**WHAT YOU HAVE TO DO**
Each line below must be set down exactly; omit any image you find.

___ EXCERPTED RECORDS ___

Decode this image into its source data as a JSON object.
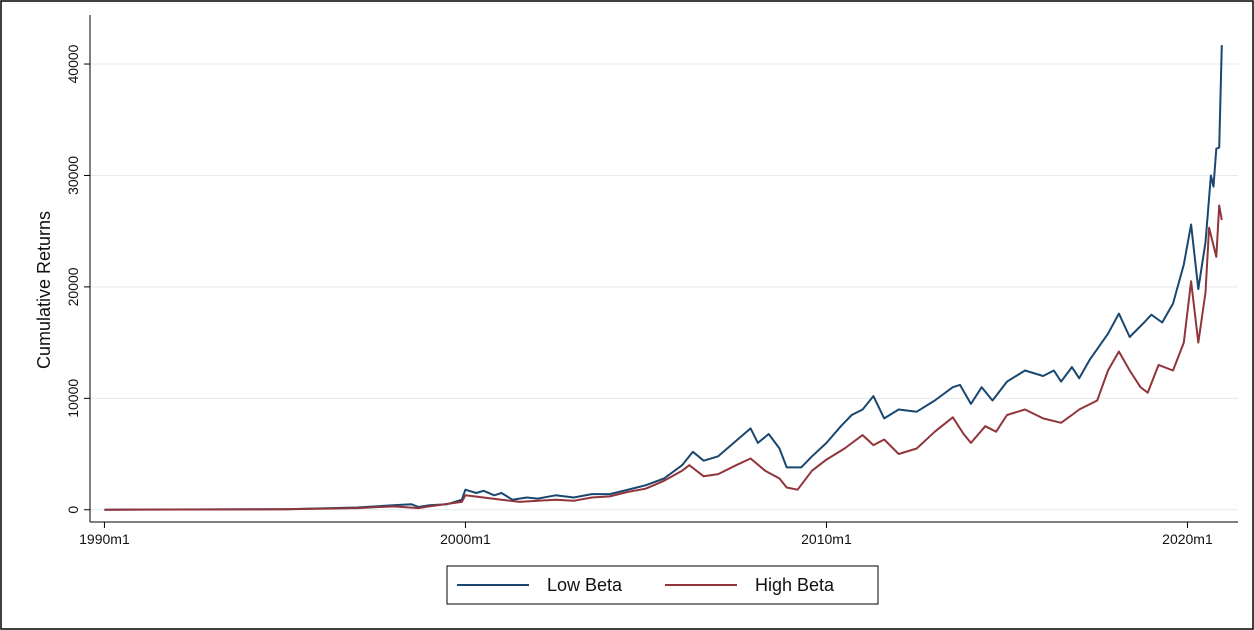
{
  "chart_data": {
    "type": "line",
    "y_label": "Cumulative Returns",
    "xlim": [
      1989.6,
      2021.4
    ],
    "xticks": [
      {
        "value": 1990,
        "label": "1990m1"
      },
      {
        "value": 2000,
        "label": "2000m1"
      },
      {
        "value": 2010,
        "label": "2010m1"
      },
      {
        "value": 2020,
        "label": "2020m1"
      }
    ],
    "ylim": [
      -1100,
      44400
    ],
    "yticks": [
      0,
      10000,
      20000,
      30000,
      40000
    ],
    "grid": true,
    "legend": "bottom",
    "series": [
      {
        "name": "Low Beta",
        "color": "#1a476f",
        "x": [
          1990,
          1995,
          1997,
          1998,
          1998.5,
          1998.7,
          1999,
          1999.5,
          1999.9,
          2000.0,
          2000.3,
          2000.5,
          2000.8,
          2001,
          2001.3,
          2001.7,
          2002,
          2002.5,
          2003,
          2003.5,
          2004,
          2004.5,
          2005,
          2005.5,
          2006,
          2006.3,
          2006.6,
          2007,
          2007.5,
          2007.9,
          2008.1,
          2008.4,
          2008.7,
          2008.9,
          2009.3,
          2009.6,
          2010,
          2010.4,
          2010.7,
          2011,
          2011.3,
          2011.6,
          2012,
          2012.5,
          2013,
          2013.5,
          2013.7,
          2014,
          2014.3,
          2014.6,
          2015,
          2015.5,
          2016,
          2016.3,
          2016.5,
          2016.8,
          2017,
          2017.3,
          2017.8,
          2018.1,
          2018.4,
          2018.8,
          2019,
          2019.3,
          2019.6,
          2019.9,
          2020.1,
          2020.3,
          2020.5,
          2020.65,
          2020.72,
          2020.8,
          2020.88,
          2020.95
        ],
        "values": [
          0,
          50,
          200,
          400,
          500,
          250,
          400,
          500,
          900,
          1800,
          1500,
          1700,
          1300,
          1500,
          900,
          1100,
          1000,
          1300,
          1100,
          1400,
          1400,
          1800,
          2200,
          2800,
          4000,
          5200,
          4400,
          4800,
          6200,
          7300,
          6000,
          6800,
          5500,
          3800,
          3800,
          4800,
          6000,
          7500,
          8500,
          9000,
          10200,
          8200,
          9000,
          8800,
          9800,
          11000,
          11200,
          9500,
          11000,
          9800,
          11500,
          12500,
          12000,
          12500,
          11500,
          12800,
          11800,
          13500,
          15800,
          17600,
          15500,
          16800,
          17500,
          16800,
          18500,
          22000,
          25600,
          19800,
          24000,
          30000,
          29000,
          32400,
          32500,
          41700
        ]
      },
      {
        "name": "High Beta",
        "color": "#90353b",
        "x": [
          1990,
          1995,
          1997,
          1998,
          1998.7,
          1999,
          1999.9,
          2000,
          2000.5,
          2001,
          2001.5,
          2002,
          2002.5,
          2003,
          2003.5,
          2004,
          2004.5,
          2005,
          2005.5,
          2006,
          2006.2,
          2006.6,
          2007,
          2007.5,
          2007.9,
          2008.3,
          2008.7,
          2008.9,
          2009.2,
          2009.6,
          2010,
          2010.5,
          2011,
          2011.3,
          2011.6,
          2012,
          2012.5,
          2013,
          2013.5,
          2013.8,
          2014,
          2014.4,
          2014.7,
          2015,
          2015.5,
          2016,
          2016.5,
          2016.8,
          2017,
          2017.5,
          2017.8,
          2018.1,
          2018.4,
          2018.7,
          2018.9,
          2019.2,
          2019.6,
          2019.9,
          2020.1,
          2020.3,
          2020.5,
          2020.6,
          2020.8,
          2020.88,
          2020.95
        ],
        "values": [
          0,
          40,
          150,
          300,
          150,
          300,
          700,
          1300,
          1100,
          900,
          700,
          800,
          900,
          800,
          1100,
          1200,
          1600,
          1900,
          2600,
          3500,
          4000,
          3000,
          3200,
          4000,
          4600,
          3500,
          2800,
          2000,
          1800,
          3500,
          4500,
          5500,
          6700,
          5800,
          6300,
          5000,
          5500,
          7000,
          8300,
          6800,
          6000,
          7500,
          7000,
          8500,
          9000,
          8200,
          7800,
          8500,
          9000,
          9800,
          12500,
          14200,
          12500,
          11000,
          10500,
          13000,
          12500,
          15000,
          20500,
          15000,
          19500,
          25300,
          22700,
          27300,
          26000
        ]
      }
    ]
  }
}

___

**EXERCISE RESPONSE**
Decode this image into its source data as a JSON object.
{
  "chart_data": {
    "type": "line",
    "y_label": "Cumulative Returns",
    "xlim": [
      1989.6,
      2021.4
    ],
    "xticks": [
      {
        "value": 1990,
        "label": "1990m1"
      },
      {
        "value": 2000,
        "label": "2000m1"
      },
      {
        "value": 2010,
        "label": "2010m1"
      },
      {
        "value": 2020,
        "label": "2020m1"
      }
    ],
    "ylim": [
      -1100,
      44400
    ],
    "yticks": [
      0,
      10000,
      20000,
      30000,
      40000
    ],
    "grid": true,
    "legend": "bottom",
    "series": [
      {
        "name": "Low Beta",
        "color": "#1a476f",
        "x": [
          1990,
          1995,
          1997,
          1998,
          1998.5,
          1998.7,
          1999,
          1999.5,
          1999.9,
          2000.0,
          2000.3,
          2000.5,
          2000.8,
          2001,
          2001.3,
          2001.7,
          2002,
          2002.5,
          2003,
          2003.5,
          2004,
          2004.5,
          2005,
          2005.5,
          2006,
          2006.3,
          2006.6,
          2007,
          2007.5,
          2007.9,
          2008.1,
          2008.4,
          2008.7,
          2008.9,
          2009.3,
          2009.6,
          2010,
          2010.4,
          2010.7,
          2011,
          2011.3,
          2011.6,
          2012,
          2012.5,
          2013,
          2013.5,
          2013.7,
          2014,
          2014.3,
          2014.6,
          2015,
          2015.5,
          2016,
          2016.3,
          2016.5,
          2016.8,
          2017,
          2017.3,
          2017.8,
          2018.1,
          2018.4,
          2018.8,
          2019,
          2019.3,
          2019.6,
          2019.9,
          2020.1,
          2020.3,
          2020.5,
          2020.65,
          2020.72,
          2020.8,
          2020.88,
          2020.95
        ],
        "values": [
          0,
          50,
          200,
          400,
          500,
          250,
          400,
          500,
          900,
          1800,
          1500,
          1700,
          1300,
          1500,
          900,
          1100,
          1000,
          1300,
          1100,
          1400,
          1400,
          1800,
          2200,
          2800,
          4000,
          5200,
          4400,
          4800,
          6200,
          7300,
          6000,
          6800,
          5500,
          3800,
          3800,
          4800,
          6000,
          7500,
          8500,
          9000,
          10200,
          8200,
          9000,
          8800,
          9800,
          11000,
          11200,
          9500,
          11000,
          9800,
          11500,
          12500,
          12000,
          12500,
          11500,
          12800,
          11800,
          13500,
          15800,
          17600,
          15500,
          16800,
          17500,
          16800,
          18500,
          22000,
          25600,
          19800,
          24000,
          30000,
          29000,
          32400,
          32500,
          41700
        ]
      },
      {
        "name": "High Beta",
        "color": "#90353b",
        "x": [
          1990,
          1995,
          1997,
          1998,
          1998.7,
          1999,
          1999.9,
          2000,
          2000.5,
          2001,
          2001.5,
          2002,
          2002.5,
          2003,
          2003.5,
          2004,
          2004.5,
          2005,
          2005.5,
          2006,
          2006.2,
          2006.6,
          2007,
          2007.5,
          2007.9,
          2008.3,
          2008.7,
          2008.9,
          2009.2,
          2009.6,
          2010,
          2010.5,
          2011,
          2011.3,
          2011.6,
          2012,
          2012.5,
          2013,
          2013.5,
          2013.8,
          2014,
          2014.4,
          2014.7,
          2015,
          2015.5,
          2016,
          2016.5,
          2016.8,
          2017,
          2017.5,
          2017.8,
          2018.1,
          2018.4,
          2018.7,
          2018.9,
          2019.2,
          2019.6,
          2019.9,
          2020.1,
          2020.3,
          2020.5,
          2020.6,
          2020.8,
          2020.88,
          2020.95
        ],
        "values": [
          0,
          40,
          150,
          300,
          150,
          300,
          700,
          1300,
          1100,
          900,
          700,
          800,
          900,
          800,
          1100,
          1200,
          1600,
          1900,
          2600,
          3500,
          4000,
          3000,
          3200,
          4000,
          4600,
          3500,
          2800,
          2000,
          1800,
          3500,
          4500,
          5500,
          6700,
          5800,
          6300,
          5000,
          5500,
          7000,
          8300,
          6800,
          6000,
          7500,
          7000,
          8500,
          9000,
          8200,
          7800,
          8500,
          9000,
          9800,
          12500,
          14200,
          12500,
          11000,
          10500,
          13000,
          12500,
          15000,
          20500,
          15000,
          19500,
          25300,
          22700,
          27300,
          26000
        ]
      }
    ]
  }
}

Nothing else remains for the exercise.